(Source records)
________________________________________

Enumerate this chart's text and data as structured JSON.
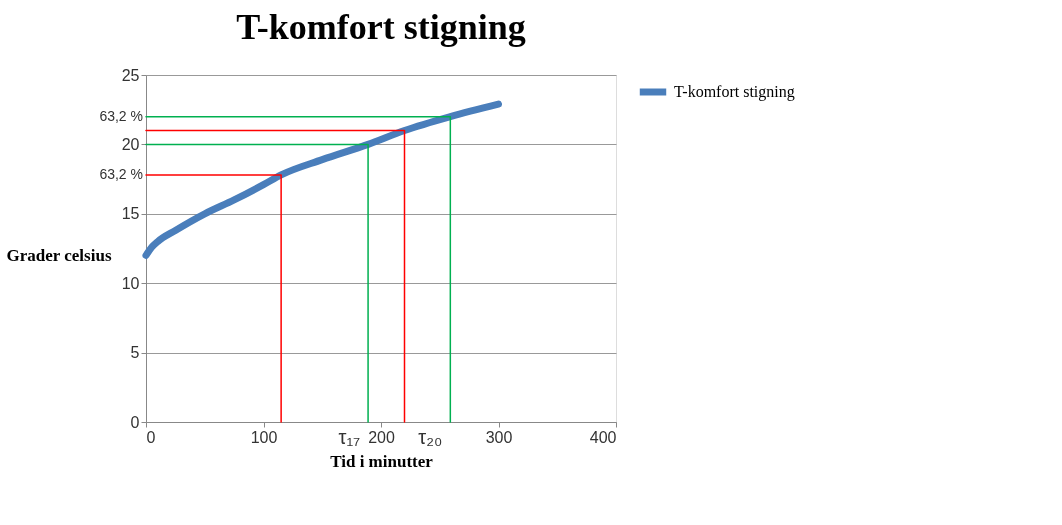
{
  "chart_data": {
    "type": "line",
    "title": "T-komfort stigning",
    "xlabel": "Tid i minutter",
    "ylabel": "Grader celsius",
    "xlim": [
      0,
      400
    ],
    "xticks": [
      0,
      100,
      200,
      300,
      400
    ],
    "ylim": [
      0,
      25
    ],
    "yticks": [
      0,
      5,
      10,
      15,
      20,
      25
    ],
    "grid": "y",
    "legend": "right",
    "marker": "none",
    "line_style": "solid",
    "series": [
      {
        "name": "T-komfort stigning",
        "color": "#4a7ebb",
        "x": [
          0,
          5,
          10,
          25,
          50,
          75,
          100,
          115,
          150,
          189,
          220,
          259,
          300
        ],
        "values": [
          12,
          12.6,
          13.0,
          13.8,
          15.0,
          16.0,
          17.1,
          17.8,
          18.9,
          20,
          21,
          22,
          22.9
        ]
      },
      {
        "type": "line",
        "color": "#ff0000",
        "x": [
          0,
          115,
          115
        ],
        "values": [
          17.8,
          17.8,
          0
        ]
      },
      {
        "type": "line",
        "color": "#ff0000",
        "x": [
          0,
          220,
          220
        ],
        "values": [
          21,
          21,
          0
        ]
      },
      {
        "type": "line",
        "color": "#00b050",
        "x": [
          0,
          189,
          189
        ],
        "values": [
          20,
          20,
          0
        ]
      },
      {
        "type": "line",
        "color": "#00b050",
        "x": [
          0,
          259,
          259
        ],
        "values": [
          22,
          22,
          0
        ]
      }
    ],
    "annotations": [
      {
        "text": "63,2 %",
        "x": 0,
        "y": 17.8
      },
      {
        "text": "63,2 %",
        "x": 0,
        "y": 22
      },
      {
        "text": "τ₁₇",
        "x": 189,
        "y": 0
      },
      {
        "text": "τ₂₀",
        "x": 259,
        "y": 0
      }
    ]
  }
}
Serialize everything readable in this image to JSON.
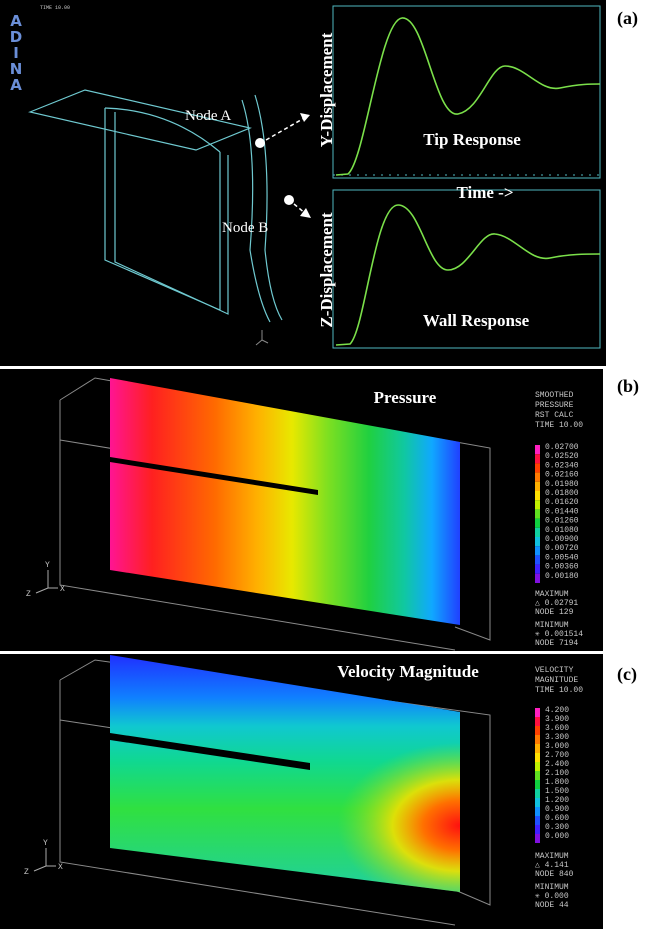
{
  "panel_a": {
    "label": "(a)",
    "logo": "ADINA",
    "time": "TIME 10.00",
    "node_a": "Node A",
    "node_b": "Node B",
    "y_axis_top": "Y-Displacement",
    "title_top": "Tip Response",
    "x_axis": "Time ->",
    "y_axis_bottom": "Z-Displacement",
    "title_bottom": "Wall Response"
  },
  "panel_b": {
    "label": "(b)",
    "title": "Pressure",
    "legend_title": [
      "SMOOTHED",
      "PRESSURE",
      "RST CALC",
      "TIME 10.00"
    ],
    "legend_values": [
      "0.02700",
      "0.02520",
      "0.02340",
      "0.02160",
      "0.01980",
      "0.01800",
      "0.01620",
      "0.01440",
      "0.01260",
      "0.01080",
      "0.00900",
      "0.00720",
      "0.00540",
      "0.00360",
      "0.00180"
    ],
    "extremes": [
      "MAXIMUM",
      "△ 0.02791",
      "NODE 129",
      "MINIMUM",
      "✳ 0.001514",
      "NODE 7194"
    ],
    "triad": [
      "Y",
      "Z",
      "X"
    ]
  },
  "panel_c": {
    "label": "(c)",
    "title": "Velocity Magnitude",
    "legend_title": [
      "VELOCITY",
      "MAGNITUDE",
      "TIME 10.00"
    ],
    "legend_values": [
      "4.200",
      "3.900",
      "3.600",
      "3.300",
      "3.000",
      "2.700",
      "2.400",
      "2.100",
      "1.800",
      "1.500",
      "1.200",
      "0.900",
      "0.600",
      "0.300",
      "0.000"
    ],
    "extremes": [
      "MAXIMUM",
      "△ 4.141",
      "NODE 840",
      "MINIMUM",
      "✳ 0.000",
      "NODE 44"
    ],
    "triad": [
      "Y",
      "Z",
      "X"
    ]
  }
}
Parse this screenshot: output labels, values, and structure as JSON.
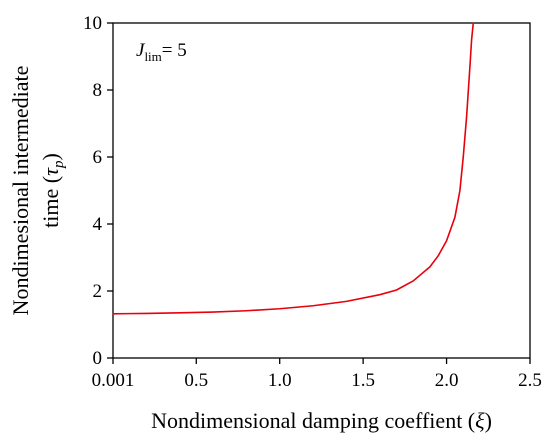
{
  "chart_data": {
    "type": "line",
    "title": "",
    "xlabel": "Nondimensional damping coeffient (ξ)",
    "ylabel_lines": [
      "Nondimesional intermediate",
      "time (τp)"
    ],
    "xlim": [
      0.001,
      2.5
    ],
    "ylim": [
      0,
      10
    ],
    "x_ticks": [
      {
        "value": 0.001,
        "label": "0.001"
      },
      {
        "value": 0.5,
        "label": "0.5"
      },
      {
        "value": 1.0,
        "label": "1.0"
      },
      {
        "value": 1.5,
        "label": "1.5"
      },
      {
        "value": 2.0,
        "label": "2.0"
      },
      {
        "value": 2.5,
        "label": "2.5"
      }
    ],
    "y_ticks": [
      {
        "value": 0,
        "label": "0"
      },
      {
        "value": 2,
        "label": "2"
      },
      {
        "value": 4,
        "label": "4"
      },
      {
        "value": 6,
        "label": "6"
      },
      {
        "value": 8,
        "label": "8"
      },
      {
        "value": 10,
        "label": "10"
      }
    ],
    "grid": false,
    "annotation": {
      "base": "J",
      "subscript": "lim",
      "text": "= 5"
    },
    "series": [
      {
        "color": "#e8000b",
        "x": [
          0.001,
          0.2,
          0.4,
          0.6,
          0.8,
          1.0,
          1.2,
          1.4,
          1.6,
          1.7,
          1.8,
          1.9,
          1.95,
          2.0,
          2.05,
          2.08,
          2.1,
          2.12,
          2.14,
          2.15,
          2.16
        ],
        "y": [
          1.32,
          1.33,
          1.35,
          1.37,
          1.41,
          1.47,
          1.56,
          1.69,
          1.89,
          2.03,
          2.3,
          2.72,
          3.05,
          3.5,
          4.2,
          5.0,
          6.0,
          7.2,
          8.7,
          9.5,
          10.0
        ]
      }
    ]
  }
}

________________________________________

# [What to do]
Repeat the material above verbatim. Leave the pictures behind.

# [The response]
Enumerate this chart's text and data as structured JSON.
{
  "chart_data": {
    "type": "line",
    "title": "T-komfort stigning",
    "xlabel": "Tid i minutter",
    "ylabel": "Grader celsius",
    "xlim": [
      0,
      400
    ],
    "xticks": [
      0,
      100,
      200,
      300,
      400
    ],
    "ylim": [
      0,
      25
    ],
    "yticks": [
      0,
      5,
      10,
      15,
      20,
      25
    ],
    "grid": "y",
    "legend": "right",
    "marker": "none",
    "line_style": "solid",
    "series": [
      {
        "name": "T-komfort stigning",
        "color": "#4a7ebb",
        "x": [
          0,
          5,
          10,
          25,
          50,
          75,
          100,
          115,
          150,
          189,
          220,
          259,
          300
        ],
        "values": [
          12,
          12.6,
          13.0,
          13.8,
          15.0,
          16.0,
          17.1,
          17.8,
          18.9,
          20,
          21,
          22,
          22.9
        ]
      },
      {
        "type": "line",
        "color": "#ff0000",
        "x": [
          0,
          115,
          115
        ],
        "values": [
          17.8,
          17.8,
          0
        ]
      },
      {
        "type": "line",
        "color": "#ff0000",
        "x": [
          0,
          220,
          220
        ],
        "values": [
          21,
          21,
          0
        ]
      },
      {
        "type": "line",
        "color": "#00b050",
        "x": [
          0,
          189,
          189
        ],
        "values": [
          20,
          20,
          0
        ]
      },
      {
        "type": "line",
        "color": "#00b050",
        "x": [
          0,
          259,
          259
        ],
        "values": [
          22,
          22,
          0
        ]
      }
    ],
    "annotations": [
      {
        "text": "63,2 %",
        "x": 0,
        "y": 17.8
      },
      {
        "text": "63,2 %",
        "x": 0,
        "y": 22
      },
      {
        "text": "τ₁₇",
        "x": 189,
        "y": 0
      },
      {
        "text": "τ₂₀",
        "x": 259,
        "y": 0
      }
    ]
  }
}
Serialize everything readable in this image to JSON.
{
  "panel_a": {
    "label": "(a)",
    "logo": "ADINA",
    "time": "TIME 10.00",
    "node_a": "Node A",
    "node_b": "Node B",
    "y_axis_top": "Y-Displacement",
    "title_top": "Tip Response",
    "x_axis": "Time ->",
    "y_axis_bottom": "Z-Displacement",
    "title_bottom": "Wall Response"
  },
  "panel_b": {
    "label": "(b)",
    "title": "Pressure",
    "legend_title": [
      "SMOOTHED",
      "PRESSURE",
      "RST CALC",
      "TIME 10.00"
    ],
    "legend_values": [
      "0.02700",
      "0.02520",
      "0.02340",
      "0.02160",
      "0.01980",
      "0.01800",
      "0.01620",
      "0.01440",
      "0.01260",
      "0.01080",
      "0.00900",
      "0.00720",
      "0.00540",
      "0.00360",
      "0.00180"
    ],
    "extremes": [
      "MAXIMUM",
      "△ 0.02791",
      "NODE 129",
      "MINIMUM",
      "✳ 0.001514",
      "NODE 7194"
    ],
    "triad": [
      "Y",
      "Z",
      "X"
    ]
  },
  "panel_c": {
    "label": "(c)",
    "title": "Velocity Magnitude",
    "legend_title": [
      "VELOCITY",
      "MAGNITUDE",
      "TIME 10.00"
    ],
    "legend_values": [
      "4.200",
      "3.900",
      "3.600",
      "3.300",
      "3.000",
      "2.700",
      "2.400",
      "2.100",
      "1.800",
      "1.500",
      "1.200",
      "0.900",
      "0.600",
      "0.300",
      "0.000"
    ],
    "extremes": [
      "MAXIMUM",
      "△ 4.141",
      "NODE 840",
      "MINIMUM",
      "✳ 0.000",
      "NODE 44"
    ],
    "triad": [
      "Y",
      "Z",
      "X"
    ]
  }
}
Parse this screenshot: output labels, values, and structure as JSON.
{
  "chart_data": {
    "type": "line",
    "title": "",
    "xlabel": "Nondimensional damping coeffient (ξ)",
    "ylabel_lines": [
      "Nondimesional intermediate",
      "time (τp)"
    ],
    "xlim": [
      0.001,
      2.5
    ],
    "ylim": [
      0,
      10
    ],
    "x_ticks": [
      {
        "value": 0.001,
        "label": "0.001"
      },
      {
        "value": 0.5,
        "label": "0.5"
      },
      {
        "value": 1.0,
        "label": "1.0"
      },
      {
        "value": 1.5,
        "label": "1.5"
      },
      {
        "value": 2.0,
        "label": "2.0"
      },
      {
        "value": 2.5,
        "label": "2.5"
      }
    ],
    "y_ticks": [
      {
        "value": 0,
        "label": "0"
      },
      {
        "value": 2,
        "label": "2"
      },
      {
        "value": 4,
        "label": "4"
      },
      {
        "value": 6,
        "label": "6"
      },
      {
        "value": 8,
        "label": "8"
      },
      {
        "value": 10,
        "label": "10"
      }
    ],
    "grid": false,
    "annotation": {
      "base": "J",
      "subscript": "lim",
      "text": "= 5"
    },
    "series": [
      {
        "color": "#e8000b",
        "x": [
          0.001,
          0.2,
          0.4,
          0.6,
          0.8,
          1.0,
          1.2,
          1.4,
          1.6,
          1.7,
          1.8,
          1.9,
          1.95,
          2.0,
          2.05,
          2.08,
          2.1,
          2.12,
          2.14,
          2.15,
          2.16
        ],
        "y": [
          1.32,
          1.33,
          1.35,
          1.37,
          1.41,
          1.47,
          1.56,
          1.69,
          1.89,
          2.03,
          2.3,
          2.72,
          3.05,
          3.5,
          4.2,
          5.0,
          6.0,
          7.2,
          8.7,
          9.5,
          10.0
        ]
      }
    ]
  }
}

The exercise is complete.